■ WHAT THE TASK REQUIRES: Would you repeat the listing exactly but omit every picture?

■ MATERIAL FOR THIS TASK:
· · ·
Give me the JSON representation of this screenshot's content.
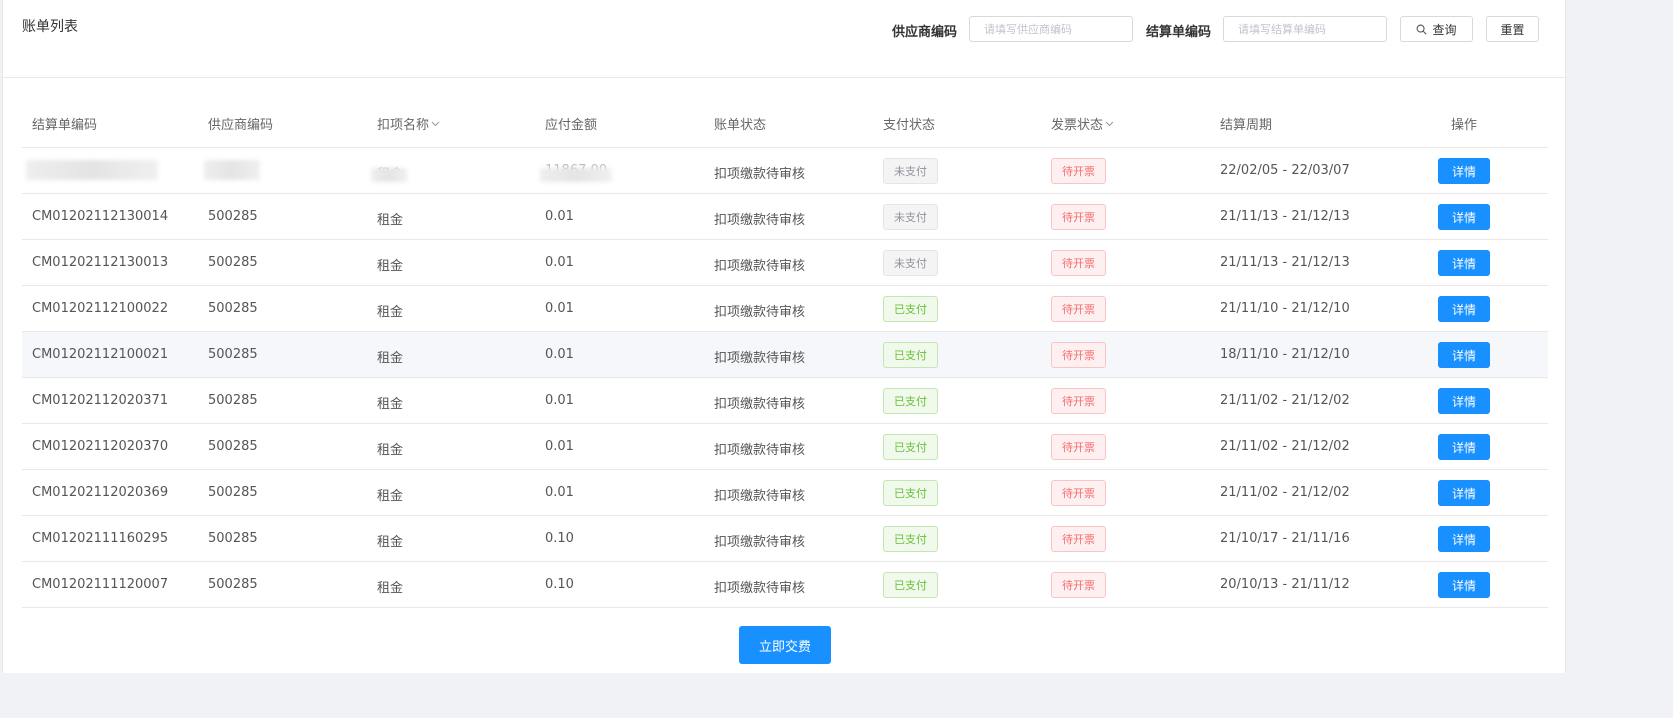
{
  "header": {
    "title": "账单列表",
    "filters": {
      "supplier_label": "供应商编码",
      "supplier_placeholder": "请填写供应商编码",
      "settlement_label": "结算单编码",
      "settlement_placeholder": "请填写结算单编码"
    },
    "search_label": "查询",
    "reset_label": "重置"
  },
  "table": {
    "columns": [
      "结算单编码",
      "供应商编码",
      "扣项名称",
      "应付金额",
      "账单状态",
      "支付状态",
      "发票状态",
      "结算周期",
      "操作"
    ],
    "rows": [
      {
        "code": "",
        "supplier": "",
        "item": "租金",
        "amount": "11867.00",
        "bill_status": "扣项缴款待审核",
        "pay_status": "未支付",
        "pay_state": "unpaid",
        "invoice_status": "待开票",
        "period": "22/02/05 - 22/03/07",
        "action": "详情",
        "redacted": true
      },
      {
        "code": "CM01202112130014",
        "supplier": "500285",
        "item": "租金",
        "amount": "0.01",
        "bill_status": "扣项缴款待审核",
        "pay_status": "未支付",
        "pay_state": "unpaid",
        "invoice_status": "待开票",
        "period": "21/11/13 - 21/12/13",
        "action": "详情"
      },
      {
        "code": "CM01202112130013",
        "supplier": "500285",
        "item": "租金",
        "amount": "0.01",
        "bill_status": "扣项缴款待审核",
        "pay_status": "未支付",
        "pay_state": "unpaid",
        "invoice_status": "待开票",
        "period": "21/11/13 - 21/12/13",
        "action": "详情"
      },
      {
        "code": "CM01202112100022",
        "supplier": "500285",
        "item": "租金",
        "amount": "0.01",
        "bill_status": "扣项缴款待审核",
        "pay_status": "已支付",
        "pay_state": "paid",
        "invoice_status": "待开票",
        "period": "21/11/10 - 21/12/10",
        "action": "详情"
      },
      {
        "code": "CM01202112100021",
        "supplier": "500285",
        "item": "租金",
        "amount": "0.01",
        "bill_status": "扣项缴款待审核",
        "pay_status": "已支付",
        "pay_state": "paid",
        "invoice_status": "待开票",
        "period": "18/11/10 - 21/12/10",
        "action": "详情",
        "hover": true
      },
      {
        "code": "CM01202112020371",
        "supplier": "500285",
        "item": "租金",
        "amount": "0.01",
        "bill_status": "扣项缴款待审核",
        "pay_status": "已支付",
        "pay_state": "paid",
        "invoice_status": "待开票",
        "period": "21/11/02 - 21/12/02",
        "action": "详情"
      },
      {
        "code": "CM01202112020370",
        "supplier": "500285",
        "item": "租金",
        "amount": "0.01",
        "bill_status": "扣项缴款待审核",
        "pay_status": "已支付",
        "pay_state": "paid",
        "invoice_status": "待开票",
        "period": "21/11/02 - 21/12/02",
        "action": "详情"
      },
      {
        "code": "CM01202112020369",
        "supplier": "500285",
        "item": "租金",
        "amount": "0.01",
        "bill_status": "扣项缴款待审核",
        "pay_status": "已支付",
        "pay_state": "paid",
        "invoice_status": "待开票",
        "period": "21/11/02 - 21/12/02",
        "action": "详情"
      },
      {
        "code": "CM01202111160295",
        "supplier": "500285",
        "item": "租金",
        "amount": "0.10",
        "bill_status": "扣项缴款待审核",
        "pay_status": "已支付",
        "pay_state": "paid",
        "invoice_status": "待开票",
        "period": "21/10/17 - 21/11/16",
        "action": "详情"
      },
      {
        "code": "CM01202111120007",
        "supplier": "500285",
        "item": "租金",
        "amount": "0.10",
        "bill_status": "扣项缴款待审核",
        "pay_status": "已支付",
        "pay_state": "paid",
        "invoice_status": "待开票",
        "period": "20/10/13 - 21/11/12",
        "action": "详情"
      }
    ]
  },
  "footer": {
    "pay_now_label": "立即交费"
  },
  "icons": {
    "search": "search-icon",
    "sort": "chevron-down-icon"
  },
  "colors": {
    "primary": "#1890ff",
    "paid": "#67c23a",
    "unpaid": "#909399",
    "invoice_pending": "#f56c6c"
  }
}
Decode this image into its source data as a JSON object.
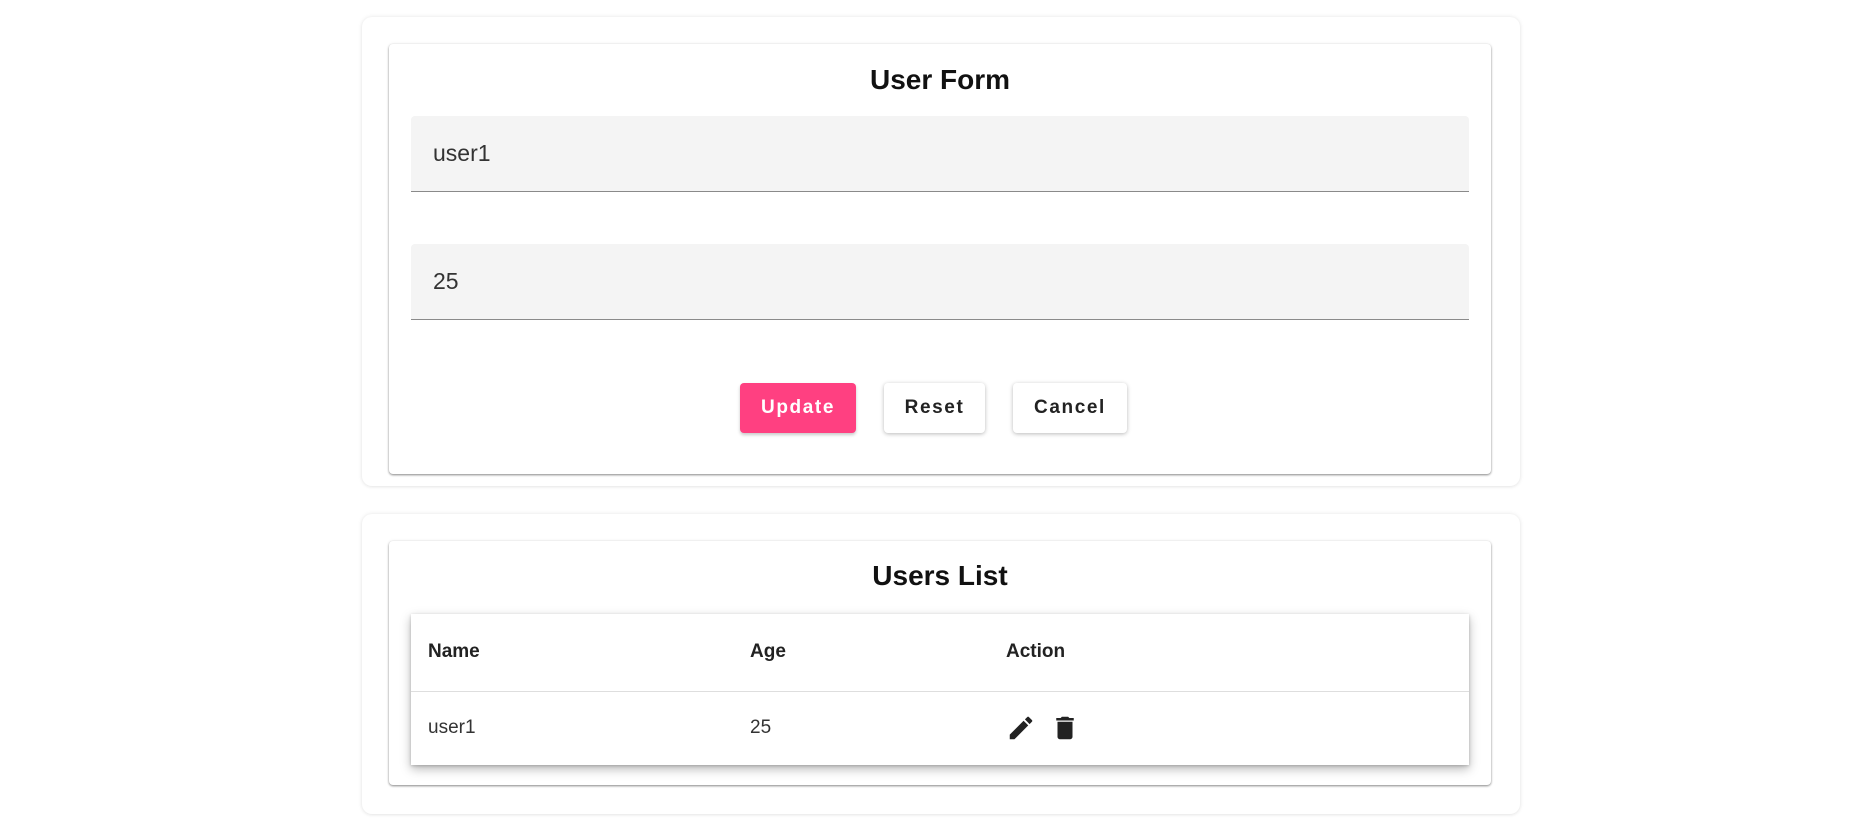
{
  "colors": {
    "accent": "#ff4081",
    "field_background": "#f4f4f4",
    "icon": "#222222"
  },
  "form": {
    "title": "User Form",
    "name_value": "user1",
    "age_value": "25",
    "buttons": {
      "update": "Update",
      "reset": "Reset",
      "cancel": "Cancel"
    }
  },
  "users_list": {
    "title": "Users List",
    "columns": [
      "Name",
      "Age",
      "Action"
    ],
    "rows": [
      {
        "name": "user1",
        "age": "25",
        "actions": [
          "edit-icon",
          "delete-icon"
        ]
      }
    ]
  }
}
· · ·
■ SOLUTION TO THIS EXERCISE:
Give me the JSON representation of this screenshot's content.
{
  "header": {
    "title": "账单列表",
    "filters": {
      "supplier_label": "供应商编码",
      "supplier_placeholder": "请填写供应商编码",
      "settlement_label": "结算单编码",
      "settlement_placeholder": "请填写结算单编码"
    },
    "search_label": "查询",
    "reset_label": "重置"
  },
  "table": {
    "columns": [
      "结算单编码",
      "供应商编码",
      "扣项名称",
      "应付金额",
      "账单状态",
      "支付状态",
      "发票状态",
      "结算周期",
      "操作"
    ],
    "rows": [
      {
        "code": "",
        "supplier": "",
        "item": "租金",
        "amount": "11867.00",
        "bill_status": "扣项缴款待审核",
        "pay_status": "未支付",
        "pay_state": "unpaid",
        "invoice_status": "待开票",
        "period": "22/02/05 - 22/03/07",
        "action": "详情",
        "redacted": true
      },
      {
        "code": "CM01202112130014",
        "supplier": "500285",
        "item": "租金",
        "amount": "0.01",
        "bill_status": "扣项缴款待审核",
        "pay_status": "未支付",
        "pay_state": "unpaid",
        "invoice_status": "待开票",
        "period": "21/11/13 - 21/12/13",
        "action": "详情"
      },
      {
        "code": "CM01202112130013",
        "supplier": "500285",
        "item": "租金",
        "amount": "0.01",
        "bill_status": "扣项缴款待审核",
        "pay_status": "未支付",
        "pay_state": "unpaid",
        "invoice_status": "待开票",
        "period": "21/11/13 - 21/12/13",
        "action": "详情"
      },
      {
        "code": "CM01202112100022",
        "supplier": "500285",
        "item": "租金",
        "amount": "0.01",
        "bill_status": "扣项缴款待审核",
        "pay_status": "已支付",
        "pay_state": "paid",
        "invoice_status": "待开票",
        "period": "21/11/10 - 21/12/10",
        "action": "详情"
      },
      {
        "code": "CM01202112100021",
        "supplier": "500285",
        "item": "租金",
        "amount": "0.01",
        "bill_status": "扣项缴款待审核",
        "pay_status": "已支付",
        "pay_state": "paid",
        "invoice_status": "待开票",
        "period": "18/11/10 - 21/12/10",
        "action": "详情",
        "hover": true
      },
      {
        "code": "CM01202112020371",
        "supplier": "500285",
        "item": "租金",
        "amount": "0.01",
        "bill_status": "扣项缴款待审核",
        "pay_status": "已支付",
        "pay_state": "paid",
        "invoice_status": "待开票",
        "period": "21/11/02 - 21/12/02",
        "action": "详情"
      },
      {
        "code": "CM01202112020370",
        "supplier": "500285",
        "item": "租金",
        "amount": "0.01",
        "bill_status": "扣项缴款待审核",
        "pay_status": "已支付",
        "pay_state": "paid",
        "invoice_status": "待开票",
        "period": "21/11/02 - 21/12/02",
        "action": "详情"
      },
      {
        "code": "CM01202112020369",
        "supplier": "500285",
        "item": "租金",
        "amount": "0.01",
        "bill_status": "扣项缴款待审核",
        "pay_status": "已支付",
        "pay_state": "paid",
        "invoice_status": "待开票",
        "period": "21/11/02 - 21/12/02",
        "action": "详情"
      },
      {
        "code": "CM01202111160295",
        "supplier": "500285",
        "item": "租金",
        "amount": "0.10",
        "bill_status": "扣项缴款待审核",
        "pay_status": "已支付",
        "pay_state": "paid",
        "invoice_status": "待开票",
        "period": "21/10/17 - 21/11/16",
        "action": "详情"
      },
      {
        "code": "CM01202111120007",
        "supplier": "500285",
        "item": "租金",
        "amount": "0.10",
        "bill_status": "扣项缴款待审核",
        "pay_status": "已支付",
        "pay_state": "paid",
        "invoice_status": "待开票",
        "period": "20/10/13 - 21/11/12",
        "action": "详情"
      }
    ]
  },
  "footer": {
    "pay_now_label": "立即交费"
  },
  "icons": {
    "search": "search-icon",
    "sort": "chevron-down-icon"
  },
  "colors": {
    "primary": "#1890ff",
    "paid": "#67c23a",
    "unpaid": "#909399",
    "invoice_pending": "#f56c6c"
  }
}
Decode this image into its source data as a JSON object.
{
  "colors": {
    "accent": "#ff4081",
    "field_background": "#f4f4f4",
    "icon": "#222222"
  },
  "form": {
    "title": "User Form",
    "name_value": "user1",
    "age_value": "25",
    "buttons": {
      "update": "Update",
      "reset": "Reset",
      "cancel": "Cancel"
    }
  },
  "users_list": {
    "title": "Users List",
    "columns": [
      "Name",
      "Age",
      "Action"
    ],
    "rows": [
      {
        "name": "user1",
        "age": "25",
        "actions": [
          "edit-icon",
          "delete-icon"
        ]
      }
    ]
  }
}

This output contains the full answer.